START Dataset entries
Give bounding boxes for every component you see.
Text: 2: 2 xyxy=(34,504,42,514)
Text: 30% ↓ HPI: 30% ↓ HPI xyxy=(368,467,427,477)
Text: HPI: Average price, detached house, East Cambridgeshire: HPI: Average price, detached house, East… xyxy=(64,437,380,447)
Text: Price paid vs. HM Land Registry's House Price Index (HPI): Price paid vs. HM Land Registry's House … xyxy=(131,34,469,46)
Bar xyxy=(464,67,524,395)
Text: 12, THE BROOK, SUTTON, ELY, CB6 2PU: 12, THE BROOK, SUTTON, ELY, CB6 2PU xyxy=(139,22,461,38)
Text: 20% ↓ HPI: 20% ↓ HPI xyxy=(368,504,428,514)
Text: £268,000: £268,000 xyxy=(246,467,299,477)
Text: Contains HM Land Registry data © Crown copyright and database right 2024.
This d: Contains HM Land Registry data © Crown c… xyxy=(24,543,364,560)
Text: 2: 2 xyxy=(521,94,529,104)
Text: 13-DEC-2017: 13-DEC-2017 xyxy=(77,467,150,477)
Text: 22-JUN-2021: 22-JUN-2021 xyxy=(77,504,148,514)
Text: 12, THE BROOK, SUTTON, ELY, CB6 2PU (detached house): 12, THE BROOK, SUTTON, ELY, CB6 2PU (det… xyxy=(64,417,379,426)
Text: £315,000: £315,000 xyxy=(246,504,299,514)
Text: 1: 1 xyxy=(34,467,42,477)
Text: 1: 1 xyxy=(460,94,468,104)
END Dataset entries
● **What is being asked**: Turn every line of the rows above into a JSON list of strings, one string per line, and leave out any blank lines.

● **Correct answer**:
[
  "Give bounding boxes for every component you see.",
  "Text: 2: 2 xyxy=(34,504,42,514)",
  "Text: 30% ↓ HPI: 30% ↓ HPI xyxy=(368,467,427,477)",
  "Text: HPI: Average price, detached house, East Cambridgeshire: HPI: Average price, detached house, East… xyxy=(64,437,380,447)",
  "Text: Price paid vs. HM Land Registry's House Price Index (HPI): Price paid vs. HM Land Registry's House … xyxy=(131,34,469,46)",
  "Bar xyxy=(464,67,524,395)",
  "Text: 12, THE BROOK, SUTTON, ELY, CB6 2PU: 12, THE BROOK, SUTTON, ELY, CB6 2PU xyxy=(139,22,461,38)",
  "Text: 20% ↓ HPI: 20% ↓ HPI xyxy=(368,504,428,514)",
  "Text: £268,000: £268,000 xyxy=(246,467,299,477)",
  "Text: Contains HM Land Registry data © Crown copyright and database right 2024.",
  "This d: Contains HM Land Registry data © Crown c… xyxy=(24,543,364,560)",
  "Text: 2: 2 xyxy=(521,94,529,104)",
  "Text: 13-DEC-2017: 13-DEC-2017 xyxy=(77,467,150,477)",
  "Text: 22-JUN-2021: 22-JUN-2021 xyxy=(77,504,148,514)",
  "Text: 12, THE BROOK, SUTTON, ELY, CB6 2PU (detached house): 12, THE BROOK, SUTTON, ELY, CB6 2PU (det… xyxy=(64,417,379,426)",
  "Text: £315,000: £315,000 xyxy=(246,504,299,514)",
  "Text: 1: 1 xyxy=(34,467,42,477)",
  "Text: 1: 1 xyxy=(460,94,468,104)"
]